Directive - Reproduce every line of the material below word for word, but omit the picture placeholders.

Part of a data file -
+ + + +

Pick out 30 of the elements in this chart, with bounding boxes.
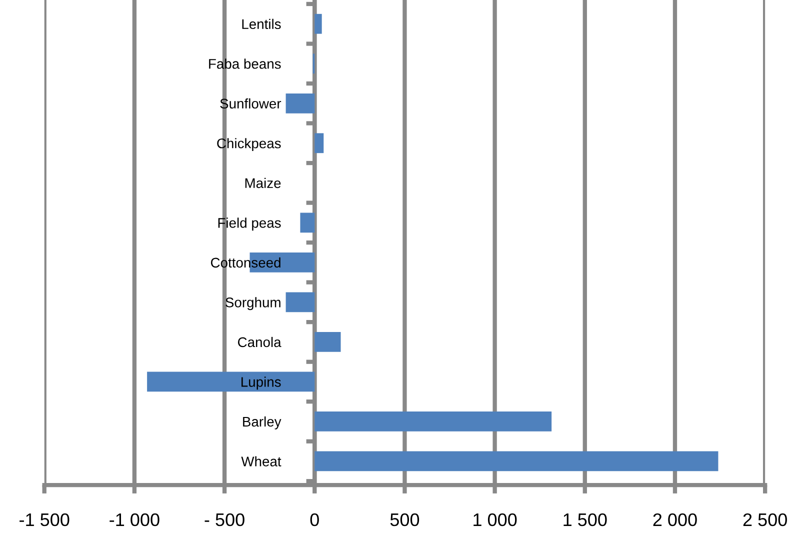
x-tick-label: 500 [390, 513, 420, 526]
x-tick-label: - 500 [204, 513, 244, 526]
y-tick-label: Lentils [242, 18, 281, 30]
bar [300, 212, 315, 233]
y-tick-label: Wheat [241, 456, 282, 466]
x-tick-label: 1 000 [474, 513, 517, 526]
bar [314, 133, 324, 154]
y-tick-label: Faba beans [209, 58, 281, 69]
bar [314, 14, 322, 34]
x-tick-label: -1 500 [20, 513, 70, 526]
y-tick-label: Sorghum [226, 297, 280, 310]
bar [314, 451, 718, 472]
x-tick-label: 2 000 [653, 513, 697, 526]
y-tick-label: Canola [238, 336, 282, 348]
y-tick-label: Lupins [242, 376, 281, 390]
bar [286, 292, 315, 312]
bar [147, 372, 315, 392]
x-tick-label: -1 000 [110, 513, 160, 526]
x-tick-label: 0 [310, 513, 319, 526]
y-tick-label: Chickpeas [217, 138, 281, 152]
y-tick-label: Sunflower [220, 98, 282, 109]
bar [286, 93, 315, 114]
y-tick-label: Field peas [218, 218, 281, 231]
bar [314, 332, 341, 352]
x-tick-label: 2 500 [743, 513, 787, 526]
y-tick-label: Cottonseed [210, 257, 280, 268]
y-tick-label: Maize [245, 178, 281, 188]
y-tick-label: Barley [243, 416, 282, 430]
bar [314, 412, 552, 432]
x-tick-label: 1 500 [564, 513, 607, 526]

+ + + +

Correct answer -
Pick out 30 of the elements in this chart, with bounding boxes.
x-tick-label: 500 [390, 513, 420, 526]
x-tick-label: - 500 [204, 513, 244, 526]
y-tick-label: Lentils [242, 18, 281, 30]
bar [300, 212, 315, 233]
y-tick-label: Wheat [241, 456, 282, 466]
x-tick-label: 1 000 [474, 513, 517, 526]
bar [314, 133, 324, 154]
y-tick-label: Faba beans [209, 58, 281, 69]
bar [314, 14, 322, 34]
x-tick-label: -1 500 [20, 513, 70, 526]
y-tick-label: Sorghum [226, 297, 280, 310]
bar [314, 451, 718, 472]
x-tick-label: 2 000 [653, 513, 697, 526]
y-tick-label: Canola [238, 336, 282, 348]
y-tick-label: Lupins [242, 376, 281, 390]
bar [286, 292, 315, 312]
bar [147, 372, 315, 392]
x-tick-label: -1 000 [110, 513, 160, 526]
x-tick-label: 0 [310, 513, 319, 526]
y-tick-label: Chickpeas [217, 138, 281, 152]
y-tick-label: Sunflower [220, 98, 282, 109]
bar [286, 93, 315, 114]
y-tick-label: Field peas [218, 218, 281, 231]
bar [314, 332, 341, 352]
x-tick-label: 2 500 [743, 513, 787, 526]
y-tick-label: Cottonseed [210, 257, 280, 268]
y-tick-label: Maize [245, 178, 281, 188]
y-tick-label: Barley [243, 416, 282, 430]
bar [314, 412, 552, 432]
x-tick-label: 1 500 [564, 513, 607, 526]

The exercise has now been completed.